• Goal: Go through the records below line by line, counting those that contain the word "used"; answer with the count only.

• Task inputs:

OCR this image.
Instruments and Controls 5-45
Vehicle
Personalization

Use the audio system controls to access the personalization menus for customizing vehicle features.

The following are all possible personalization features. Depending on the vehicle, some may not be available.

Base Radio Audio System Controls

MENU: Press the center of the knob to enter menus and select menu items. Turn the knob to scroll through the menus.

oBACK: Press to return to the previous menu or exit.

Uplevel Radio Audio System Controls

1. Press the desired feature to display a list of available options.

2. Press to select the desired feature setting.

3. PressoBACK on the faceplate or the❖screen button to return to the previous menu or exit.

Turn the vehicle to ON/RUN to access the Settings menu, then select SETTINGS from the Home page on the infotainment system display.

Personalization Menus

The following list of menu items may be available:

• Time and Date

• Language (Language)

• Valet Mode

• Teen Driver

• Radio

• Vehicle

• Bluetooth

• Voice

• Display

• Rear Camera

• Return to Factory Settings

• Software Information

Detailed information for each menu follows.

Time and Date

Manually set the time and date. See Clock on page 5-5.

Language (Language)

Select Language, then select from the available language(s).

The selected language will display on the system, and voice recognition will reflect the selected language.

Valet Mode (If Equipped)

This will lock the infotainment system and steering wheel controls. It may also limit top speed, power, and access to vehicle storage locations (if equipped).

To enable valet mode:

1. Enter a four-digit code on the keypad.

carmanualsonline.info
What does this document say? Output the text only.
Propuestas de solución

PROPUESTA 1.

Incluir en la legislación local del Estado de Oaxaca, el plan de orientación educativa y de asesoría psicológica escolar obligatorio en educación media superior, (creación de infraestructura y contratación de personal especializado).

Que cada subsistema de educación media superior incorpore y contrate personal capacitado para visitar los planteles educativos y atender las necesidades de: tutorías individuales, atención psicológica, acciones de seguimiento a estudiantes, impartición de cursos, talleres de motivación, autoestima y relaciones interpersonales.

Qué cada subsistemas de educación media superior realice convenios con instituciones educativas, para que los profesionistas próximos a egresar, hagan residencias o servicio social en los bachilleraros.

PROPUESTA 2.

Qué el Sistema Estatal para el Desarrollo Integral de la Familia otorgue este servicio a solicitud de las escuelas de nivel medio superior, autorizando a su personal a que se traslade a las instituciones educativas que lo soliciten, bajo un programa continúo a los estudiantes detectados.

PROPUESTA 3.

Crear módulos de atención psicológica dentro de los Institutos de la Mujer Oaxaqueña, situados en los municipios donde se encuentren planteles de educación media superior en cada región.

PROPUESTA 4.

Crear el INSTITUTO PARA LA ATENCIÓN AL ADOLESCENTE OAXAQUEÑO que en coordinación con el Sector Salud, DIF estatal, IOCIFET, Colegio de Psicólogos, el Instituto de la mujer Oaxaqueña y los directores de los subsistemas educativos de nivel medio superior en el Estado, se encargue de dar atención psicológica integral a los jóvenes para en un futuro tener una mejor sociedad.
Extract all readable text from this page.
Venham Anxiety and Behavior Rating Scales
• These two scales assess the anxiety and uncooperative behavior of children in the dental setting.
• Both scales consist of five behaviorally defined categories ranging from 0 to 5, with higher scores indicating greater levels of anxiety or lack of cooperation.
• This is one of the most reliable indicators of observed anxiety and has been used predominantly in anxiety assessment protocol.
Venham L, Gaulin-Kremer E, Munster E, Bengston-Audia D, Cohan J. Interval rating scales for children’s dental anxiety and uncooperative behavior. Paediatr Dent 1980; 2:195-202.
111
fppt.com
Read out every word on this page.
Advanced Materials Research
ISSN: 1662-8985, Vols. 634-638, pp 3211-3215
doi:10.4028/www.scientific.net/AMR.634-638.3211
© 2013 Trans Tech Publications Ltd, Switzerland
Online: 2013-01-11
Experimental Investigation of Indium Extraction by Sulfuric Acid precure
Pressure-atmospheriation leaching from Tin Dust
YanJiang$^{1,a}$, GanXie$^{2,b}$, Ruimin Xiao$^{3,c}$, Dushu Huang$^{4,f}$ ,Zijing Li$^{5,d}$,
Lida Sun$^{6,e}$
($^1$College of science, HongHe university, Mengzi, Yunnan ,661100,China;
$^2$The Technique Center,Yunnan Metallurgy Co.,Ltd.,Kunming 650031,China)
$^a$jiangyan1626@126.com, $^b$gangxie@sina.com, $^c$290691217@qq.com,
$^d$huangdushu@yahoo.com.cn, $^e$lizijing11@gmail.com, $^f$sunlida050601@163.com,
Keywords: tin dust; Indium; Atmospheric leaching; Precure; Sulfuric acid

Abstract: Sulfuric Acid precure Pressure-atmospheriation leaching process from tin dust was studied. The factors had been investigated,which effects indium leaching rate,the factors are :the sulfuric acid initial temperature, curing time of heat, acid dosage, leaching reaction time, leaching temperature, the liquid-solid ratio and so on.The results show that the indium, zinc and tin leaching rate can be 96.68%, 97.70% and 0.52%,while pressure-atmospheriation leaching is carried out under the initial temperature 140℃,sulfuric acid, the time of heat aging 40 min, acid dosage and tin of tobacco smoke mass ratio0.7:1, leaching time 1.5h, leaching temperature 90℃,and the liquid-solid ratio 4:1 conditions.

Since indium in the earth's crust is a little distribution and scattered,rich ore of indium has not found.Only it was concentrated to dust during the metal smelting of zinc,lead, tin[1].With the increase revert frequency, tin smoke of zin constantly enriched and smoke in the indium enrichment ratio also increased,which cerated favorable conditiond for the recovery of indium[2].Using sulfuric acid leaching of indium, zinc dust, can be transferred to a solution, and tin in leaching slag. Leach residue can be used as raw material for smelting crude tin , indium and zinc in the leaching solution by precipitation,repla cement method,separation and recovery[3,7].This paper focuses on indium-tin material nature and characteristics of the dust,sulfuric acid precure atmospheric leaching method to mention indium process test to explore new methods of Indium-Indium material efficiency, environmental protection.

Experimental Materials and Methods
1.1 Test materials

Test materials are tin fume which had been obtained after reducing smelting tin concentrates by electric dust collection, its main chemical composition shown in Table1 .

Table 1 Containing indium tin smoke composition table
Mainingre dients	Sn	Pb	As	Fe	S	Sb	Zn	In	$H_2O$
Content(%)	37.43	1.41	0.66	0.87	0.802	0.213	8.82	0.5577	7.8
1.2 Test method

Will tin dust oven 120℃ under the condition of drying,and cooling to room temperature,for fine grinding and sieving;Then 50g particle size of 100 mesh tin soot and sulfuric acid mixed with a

• Reply to the exercise: 2